◆ **Written request**:
State how many lines include "образом", giving the number by itself.

◆ **Material provided**:
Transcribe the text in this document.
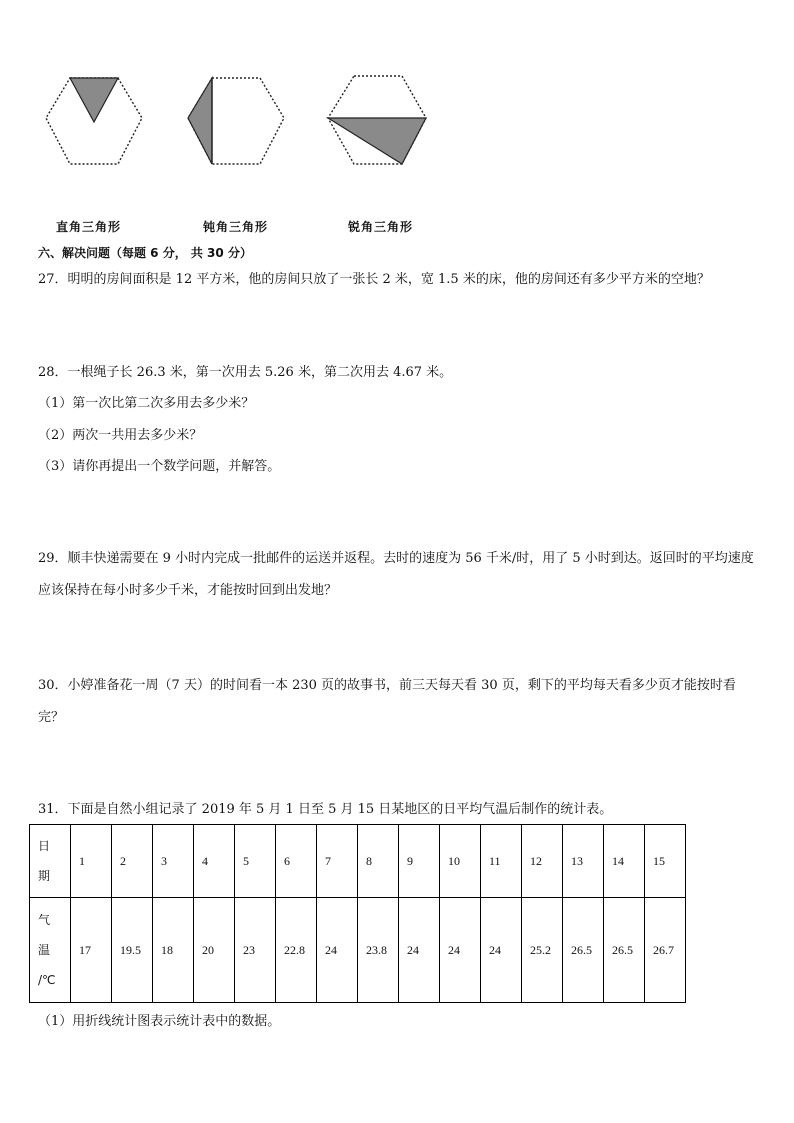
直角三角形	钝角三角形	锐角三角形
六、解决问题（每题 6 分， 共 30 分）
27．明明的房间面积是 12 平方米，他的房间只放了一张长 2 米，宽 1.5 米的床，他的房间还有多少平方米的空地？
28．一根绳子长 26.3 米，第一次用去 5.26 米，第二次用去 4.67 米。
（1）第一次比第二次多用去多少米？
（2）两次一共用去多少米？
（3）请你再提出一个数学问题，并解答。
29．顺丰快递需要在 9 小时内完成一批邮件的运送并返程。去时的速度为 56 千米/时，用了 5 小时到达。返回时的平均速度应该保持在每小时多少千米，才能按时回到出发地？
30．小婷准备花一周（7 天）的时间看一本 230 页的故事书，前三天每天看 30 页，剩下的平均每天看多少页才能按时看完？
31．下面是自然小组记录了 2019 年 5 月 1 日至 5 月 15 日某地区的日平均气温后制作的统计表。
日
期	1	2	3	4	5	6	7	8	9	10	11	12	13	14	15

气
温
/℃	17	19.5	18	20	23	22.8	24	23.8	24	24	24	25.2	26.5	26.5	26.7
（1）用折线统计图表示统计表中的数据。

...

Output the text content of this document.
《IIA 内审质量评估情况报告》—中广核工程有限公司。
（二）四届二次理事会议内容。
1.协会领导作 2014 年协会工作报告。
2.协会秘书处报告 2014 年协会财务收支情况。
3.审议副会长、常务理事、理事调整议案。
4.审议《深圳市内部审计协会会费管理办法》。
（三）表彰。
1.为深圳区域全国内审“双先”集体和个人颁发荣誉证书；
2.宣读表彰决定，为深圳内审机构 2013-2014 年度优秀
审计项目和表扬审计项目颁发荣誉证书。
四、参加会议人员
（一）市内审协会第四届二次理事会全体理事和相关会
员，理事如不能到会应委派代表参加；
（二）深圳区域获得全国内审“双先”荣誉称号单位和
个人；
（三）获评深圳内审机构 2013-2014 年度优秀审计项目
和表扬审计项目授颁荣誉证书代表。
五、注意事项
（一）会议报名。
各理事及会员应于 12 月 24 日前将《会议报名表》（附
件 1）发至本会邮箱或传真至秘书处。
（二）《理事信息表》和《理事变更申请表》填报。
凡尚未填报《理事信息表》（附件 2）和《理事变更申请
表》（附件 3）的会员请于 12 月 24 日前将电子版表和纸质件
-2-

---

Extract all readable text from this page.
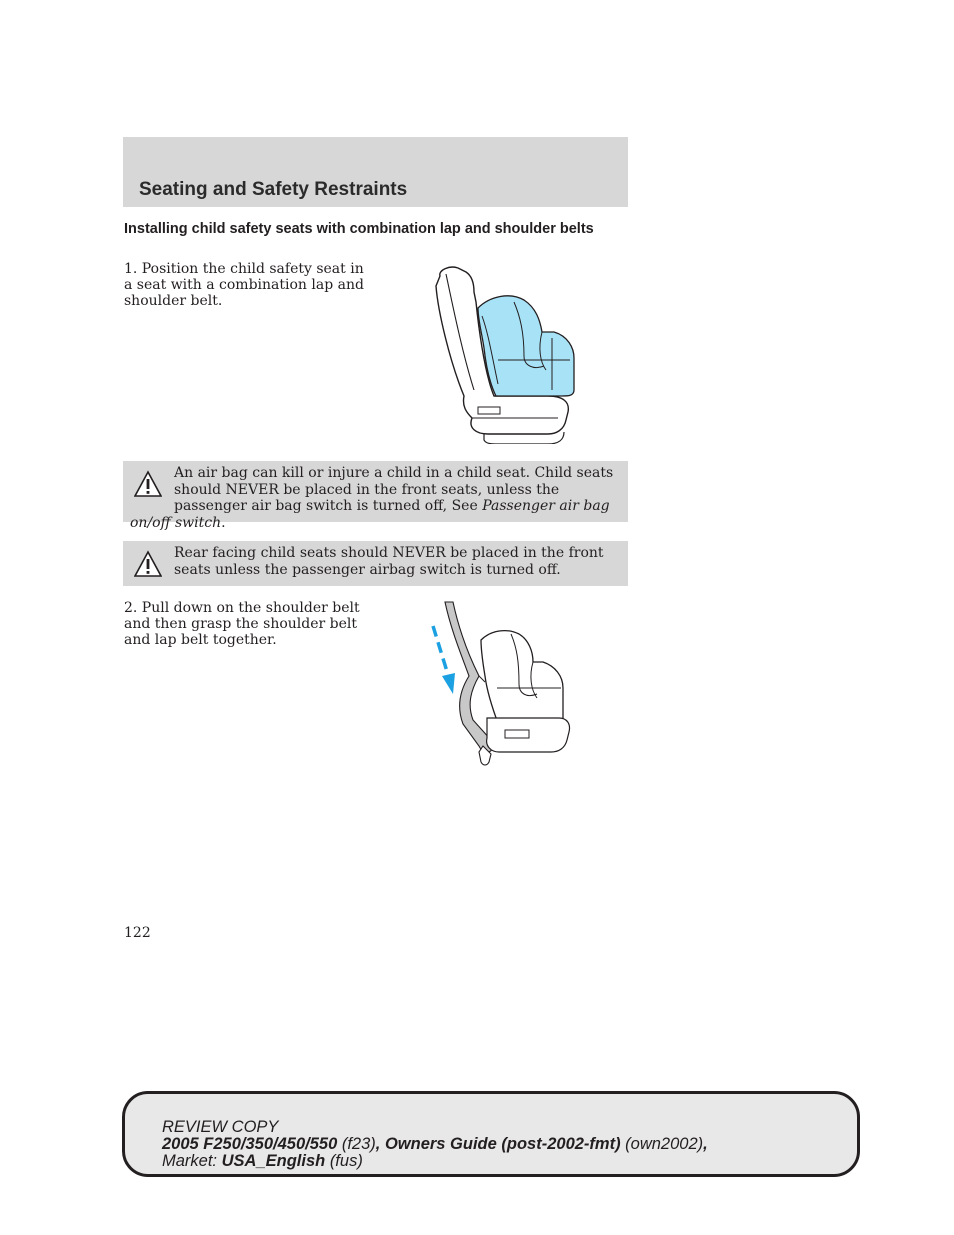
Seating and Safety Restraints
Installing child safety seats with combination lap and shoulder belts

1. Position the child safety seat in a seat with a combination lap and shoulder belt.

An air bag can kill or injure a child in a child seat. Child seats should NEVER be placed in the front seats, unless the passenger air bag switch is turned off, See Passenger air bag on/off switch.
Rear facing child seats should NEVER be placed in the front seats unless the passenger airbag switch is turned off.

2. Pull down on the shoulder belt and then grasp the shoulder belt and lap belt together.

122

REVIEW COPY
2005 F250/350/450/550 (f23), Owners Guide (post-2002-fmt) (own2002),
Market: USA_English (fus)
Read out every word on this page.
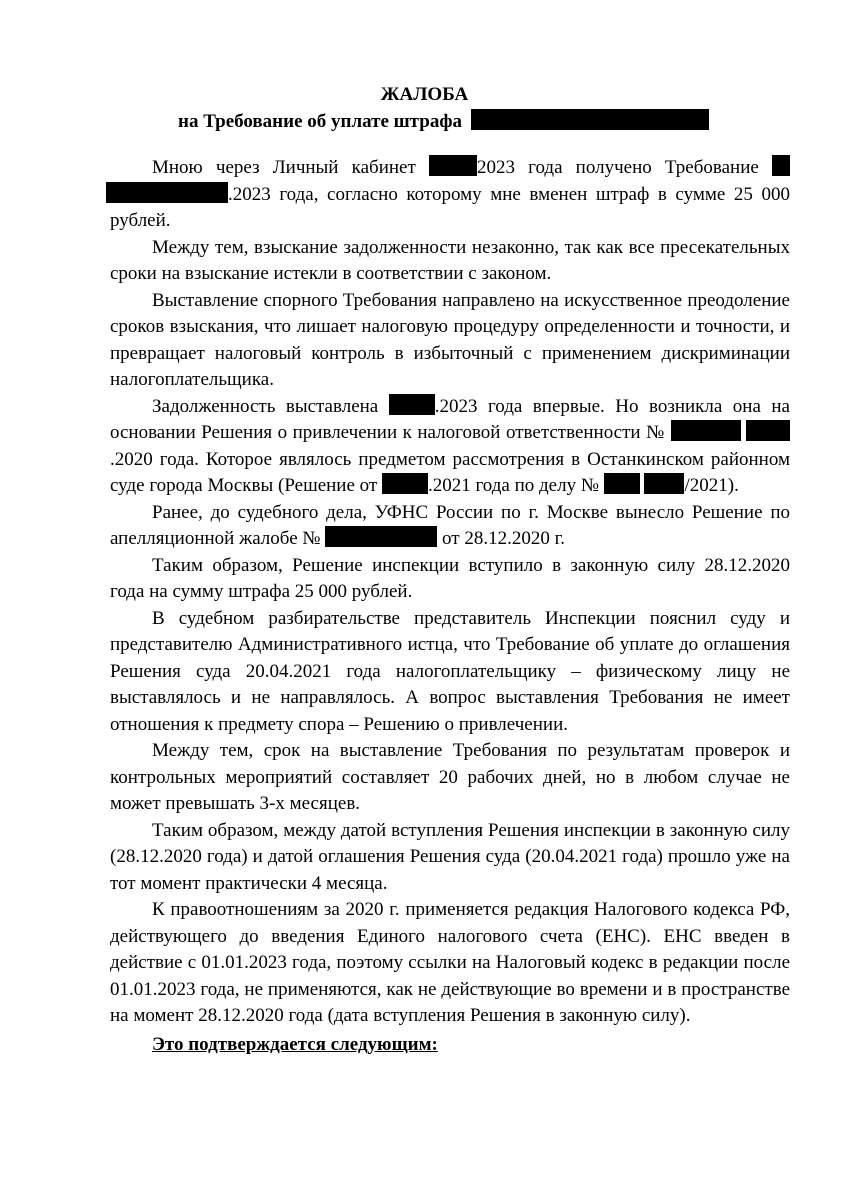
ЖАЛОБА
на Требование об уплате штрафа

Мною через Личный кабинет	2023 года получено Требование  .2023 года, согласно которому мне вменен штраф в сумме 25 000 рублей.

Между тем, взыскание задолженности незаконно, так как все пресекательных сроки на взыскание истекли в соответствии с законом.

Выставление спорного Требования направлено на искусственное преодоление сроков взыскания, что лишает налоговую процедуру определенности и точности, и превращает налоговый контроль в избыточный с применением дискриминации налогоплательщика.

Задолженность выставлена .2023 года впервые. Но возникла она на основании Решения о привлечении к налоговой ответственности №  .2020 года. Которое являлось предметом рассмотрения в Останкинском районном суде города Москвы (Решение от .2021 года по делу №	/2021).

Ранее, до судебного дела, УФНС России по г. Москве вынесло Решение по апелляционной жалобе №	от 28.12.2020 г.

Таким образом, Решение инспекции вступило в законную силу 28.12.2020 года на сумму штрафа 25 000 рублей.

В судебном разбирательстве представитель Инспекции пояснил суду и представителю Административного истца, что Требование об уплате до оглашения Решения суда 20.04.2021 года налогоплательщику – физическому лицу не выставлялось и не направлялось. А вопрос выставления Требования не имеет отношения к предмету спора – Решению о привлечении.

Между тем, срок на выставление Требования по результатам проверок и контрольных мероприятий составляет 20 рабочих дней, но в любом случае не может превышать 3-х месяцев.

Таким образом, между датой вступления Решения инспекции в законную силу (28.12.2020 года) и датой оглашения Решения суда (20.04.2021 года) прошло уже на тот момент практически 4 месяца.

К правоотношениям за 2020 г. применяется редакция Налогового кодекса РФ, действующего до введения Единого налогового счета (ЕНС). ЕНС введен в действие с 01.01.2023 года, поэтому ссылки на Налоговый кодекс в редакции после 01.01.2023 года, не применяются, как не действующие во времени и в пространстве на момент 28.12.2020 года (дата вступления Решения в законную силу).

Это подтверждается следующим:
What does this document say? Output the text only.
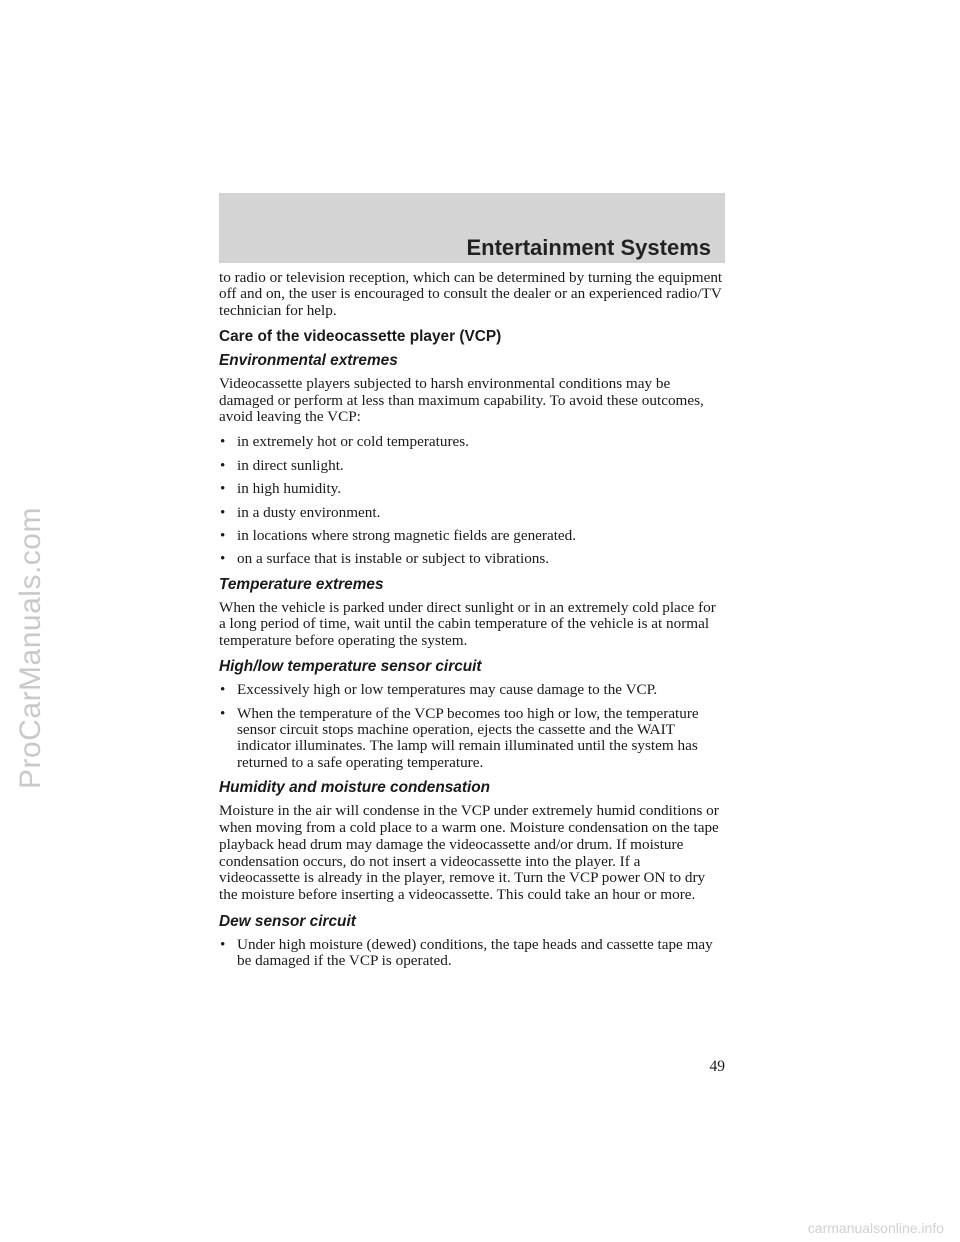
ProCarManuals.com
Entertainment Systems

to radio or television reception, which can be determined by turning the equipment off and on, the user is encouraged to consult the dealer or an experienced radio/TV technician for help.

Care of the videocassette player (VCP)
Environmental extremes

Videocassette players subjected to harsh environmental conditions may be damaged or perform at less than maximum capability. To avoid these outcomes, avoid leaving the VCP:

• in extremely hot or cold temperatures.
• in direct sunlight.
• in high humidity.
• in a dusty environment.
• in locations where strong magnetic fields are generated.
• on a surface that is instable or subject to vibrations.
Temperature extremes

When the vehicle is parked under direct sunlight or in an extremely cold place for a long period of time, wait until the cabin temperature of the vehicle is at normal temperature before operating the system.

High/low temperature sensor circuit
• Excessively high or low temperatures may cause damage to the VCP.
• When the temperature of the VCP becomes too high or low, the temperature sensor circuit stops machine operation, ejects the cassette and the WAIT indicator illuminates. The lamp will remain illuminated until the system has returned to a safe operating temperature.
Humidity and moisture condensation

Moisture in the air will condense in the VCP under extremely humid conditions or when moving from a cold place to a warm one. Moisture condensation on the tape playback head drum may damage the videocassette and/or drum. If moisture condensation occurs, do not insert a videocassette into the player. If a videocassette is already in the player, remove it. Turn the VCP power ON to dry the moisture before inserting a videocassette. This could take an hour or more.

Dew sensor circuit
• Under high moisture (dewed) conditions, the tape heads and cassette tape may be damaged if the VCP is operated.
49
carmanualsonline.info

◆ **Response**:
2